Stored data
◆ ◆ ◆ ◆ ◆ ◆ ◆

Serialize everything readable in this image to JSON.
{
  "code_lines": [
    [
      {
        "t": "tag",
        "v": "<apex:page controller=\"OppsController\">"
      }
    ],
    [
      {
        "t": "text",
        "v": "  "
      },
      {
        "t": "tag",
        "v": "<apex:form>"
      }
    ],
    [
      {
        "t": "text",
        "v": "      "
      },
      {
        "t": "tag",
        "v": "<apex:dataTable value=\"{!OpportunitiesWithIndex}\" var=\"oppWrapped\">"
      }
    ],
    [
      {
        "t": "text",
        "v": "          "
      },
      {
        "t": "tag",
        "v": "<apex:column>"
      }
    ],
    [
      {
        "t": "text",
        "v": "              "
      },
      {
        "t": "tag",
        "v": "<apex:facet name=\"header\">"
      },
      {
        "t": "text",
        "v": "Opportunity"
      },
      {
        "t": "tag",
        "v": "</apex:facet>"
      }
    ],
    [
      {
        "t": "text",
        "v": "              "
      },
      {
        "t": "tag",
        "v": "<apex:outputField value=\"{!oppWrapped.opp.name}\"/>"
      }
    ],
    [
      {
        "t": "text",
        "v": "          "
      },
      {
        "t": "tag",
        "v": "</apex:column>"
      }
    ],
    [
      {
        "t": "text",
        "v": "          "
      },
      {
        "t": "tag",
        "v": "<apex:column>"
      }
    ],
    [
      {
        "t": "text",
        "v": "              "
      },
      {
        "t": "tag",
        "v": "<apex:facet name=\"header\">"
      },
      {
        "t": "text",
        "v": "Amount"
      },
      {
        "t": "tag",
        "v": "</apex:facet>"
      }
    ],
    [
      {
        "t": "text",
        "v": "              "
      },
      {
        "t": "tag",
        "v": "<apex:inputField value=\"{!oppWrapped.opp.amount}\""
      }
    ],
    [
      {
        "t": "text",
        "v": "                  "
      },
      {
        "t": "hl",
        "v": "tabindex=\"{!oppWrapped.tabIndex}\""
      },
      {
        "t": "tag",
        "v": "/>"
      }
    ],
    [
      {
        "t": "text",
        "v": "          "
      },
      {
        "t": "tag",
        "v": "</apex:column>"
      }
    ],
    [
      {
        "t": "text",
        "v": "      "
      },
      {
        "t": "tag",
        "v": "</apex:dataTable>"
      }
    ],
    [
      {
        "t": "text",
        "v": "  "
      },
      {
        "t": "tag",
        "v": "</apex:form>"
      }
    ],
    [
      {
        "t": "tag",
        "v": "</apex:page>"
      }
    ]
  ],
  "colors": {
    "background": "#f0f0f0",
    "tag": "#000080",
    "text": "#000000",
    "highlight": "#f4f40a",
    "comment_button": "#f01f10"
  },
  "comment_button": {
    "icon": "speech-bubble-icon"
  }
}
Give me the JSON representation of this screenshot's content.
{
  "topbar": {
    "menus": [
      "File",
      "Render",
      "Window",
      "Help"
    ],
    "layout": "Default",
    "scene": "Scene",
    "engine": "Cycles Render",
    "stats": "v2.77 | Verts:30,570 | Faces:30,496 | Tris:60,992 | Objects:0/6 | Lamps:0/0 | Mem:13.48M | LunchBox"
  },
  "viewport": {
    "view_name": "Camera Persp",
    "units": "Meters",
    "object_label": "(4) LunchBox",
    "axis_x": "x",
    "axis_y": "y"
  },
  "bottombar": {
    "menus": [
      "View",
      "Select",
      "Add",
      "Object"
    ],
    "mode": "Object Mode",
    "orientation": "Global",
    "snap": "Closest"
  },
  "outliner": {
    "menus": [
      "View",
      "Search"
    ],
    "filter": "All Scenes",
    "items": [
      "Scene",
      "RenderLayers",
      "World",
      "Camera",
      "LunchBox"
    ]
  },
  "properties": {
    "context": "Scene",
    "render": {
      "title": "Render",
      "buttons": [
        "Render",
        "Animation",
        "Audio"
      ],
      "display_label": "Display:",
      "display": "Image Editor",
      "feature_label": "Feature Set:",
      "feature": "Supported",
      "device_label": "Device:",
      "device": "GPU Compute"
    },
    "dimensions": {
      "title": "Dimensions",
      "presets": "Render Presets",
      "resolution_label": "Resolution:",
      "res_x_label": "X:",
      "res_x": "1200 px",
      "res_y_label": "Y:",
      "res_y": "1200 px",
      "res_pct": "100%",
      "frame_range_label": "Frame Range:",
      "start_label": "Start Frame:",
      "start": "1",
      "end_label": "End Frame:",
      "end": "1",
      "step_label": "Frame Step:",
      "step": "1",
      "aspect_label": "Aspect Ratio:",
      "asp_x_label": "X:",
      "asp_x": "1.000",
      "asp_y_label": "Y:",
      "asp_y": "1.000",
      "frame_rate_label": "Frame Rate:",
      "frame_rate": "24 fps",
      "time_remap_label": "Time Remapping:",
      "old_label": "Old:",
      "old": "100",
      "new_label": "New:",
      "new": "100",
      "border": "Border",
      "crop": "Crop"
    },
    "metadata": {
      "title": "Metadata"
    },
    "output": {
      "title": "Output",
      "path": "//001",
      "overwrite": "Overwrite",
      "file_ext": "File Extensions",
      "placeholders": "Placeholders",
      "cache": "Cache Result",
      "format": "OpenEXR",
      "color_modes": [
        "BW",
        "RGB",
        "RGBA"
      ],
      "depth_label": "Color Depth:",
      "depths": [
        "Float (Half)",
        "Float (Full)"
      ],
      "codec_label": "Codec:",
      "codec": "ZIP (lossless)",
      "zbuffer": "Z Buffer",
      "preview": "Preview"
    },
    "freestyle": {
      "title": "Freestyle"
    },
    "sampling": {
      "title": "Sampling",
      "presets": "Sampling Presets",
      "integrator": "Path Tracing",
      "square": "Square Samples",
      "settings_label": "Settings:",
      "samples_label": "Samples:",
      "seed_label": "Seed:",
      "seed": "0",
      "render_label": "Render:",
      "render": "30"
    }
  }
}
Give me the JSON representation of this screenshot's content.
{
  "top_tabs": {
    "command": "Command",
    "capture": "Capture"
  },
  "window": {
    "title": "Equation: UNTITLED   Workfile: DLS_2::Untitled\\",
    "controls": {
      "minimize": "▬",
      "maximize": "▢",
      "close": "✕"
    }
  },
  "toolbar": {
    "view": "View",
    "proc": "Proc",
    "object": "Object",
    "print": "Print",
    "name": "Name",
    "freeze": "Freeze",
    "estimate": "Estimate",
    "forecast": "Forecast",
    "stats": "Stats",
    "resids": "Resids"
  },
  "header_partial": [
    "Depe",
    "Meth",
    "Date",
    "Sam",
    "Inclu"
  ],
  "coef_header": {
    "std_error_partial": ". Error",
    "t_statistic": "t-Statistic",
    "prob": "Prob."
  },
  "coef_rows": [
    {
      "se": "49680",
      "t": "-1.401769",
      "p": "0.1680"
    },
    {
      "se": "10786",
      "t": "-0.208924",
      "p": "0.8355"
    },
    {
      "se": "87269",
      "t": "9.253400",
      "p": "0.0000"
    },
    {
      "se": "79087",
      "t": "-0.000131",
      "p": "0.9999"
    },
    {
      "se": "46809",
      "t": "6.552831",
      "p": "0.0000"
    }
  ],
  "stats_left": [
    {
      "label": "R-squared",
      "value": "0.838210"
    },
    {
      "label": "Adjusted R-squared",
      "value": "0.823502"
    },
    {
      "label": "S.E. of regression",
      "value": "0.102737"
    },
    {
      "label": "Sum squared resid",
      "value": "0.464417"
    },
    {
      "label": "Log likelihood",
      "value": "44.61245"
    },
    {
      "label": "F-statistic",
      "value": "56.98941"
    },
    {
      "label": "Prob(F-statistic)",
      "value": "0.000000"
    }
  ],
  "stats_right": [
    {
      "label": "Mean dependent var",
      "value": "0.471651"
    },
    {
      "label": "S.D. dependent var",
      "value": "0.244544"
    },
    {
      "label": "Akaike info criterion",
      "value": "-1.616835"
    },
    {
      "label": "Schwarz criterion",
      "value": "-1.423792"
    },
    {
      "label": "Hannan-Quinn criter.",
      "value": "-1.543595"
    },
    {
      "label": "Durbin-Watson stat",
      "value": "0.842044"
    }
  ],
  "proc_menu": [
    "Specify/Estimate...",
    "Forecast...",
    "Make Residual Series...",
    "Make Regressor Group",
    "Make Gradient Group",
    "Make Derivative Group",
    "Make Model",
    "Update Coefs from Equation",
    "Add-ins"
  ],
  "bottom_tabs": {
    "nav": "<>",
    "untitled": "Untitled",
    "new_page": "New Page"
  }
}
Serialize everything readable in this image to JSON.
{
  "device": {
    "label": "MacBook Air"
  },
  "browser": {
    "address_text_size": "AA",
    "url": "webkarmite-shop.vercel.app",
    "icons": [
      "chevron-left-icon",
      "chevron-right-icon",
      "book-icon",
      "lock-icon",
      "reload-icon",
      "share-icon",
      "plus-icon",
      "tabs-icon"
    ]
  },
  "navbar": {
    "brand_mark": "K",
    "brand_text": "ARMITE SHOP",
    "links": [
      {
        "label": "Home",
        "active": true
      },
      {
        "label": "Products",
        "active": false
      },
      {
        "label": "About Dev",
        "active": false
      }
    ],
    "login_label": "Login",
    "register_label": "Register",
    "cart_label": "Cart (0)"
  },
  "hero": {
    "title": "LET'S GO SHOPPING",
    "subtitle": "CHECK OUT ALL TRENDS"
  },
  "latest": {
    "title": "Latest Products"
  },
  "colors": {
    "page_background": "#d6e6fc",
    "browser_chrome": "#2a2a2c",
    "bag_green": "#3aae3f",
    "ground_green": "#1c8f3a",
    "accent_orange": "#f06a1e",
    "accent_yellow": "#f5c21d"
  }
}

◆ ◆ ◆ ◆ ◆ ◆ ◆

**Objective**:
Gather from the data above every line with the string "LunchBox".

**Output**:
    "stats": "v2.77 | Verts:30,570 | Faces:30,496 | Tris:60,992 | Objects:0/6 | Lamps:0/0 | Mem:13.48M | LunchBox"
    "object_label": "(4) LunchBox",
      "LunchBox"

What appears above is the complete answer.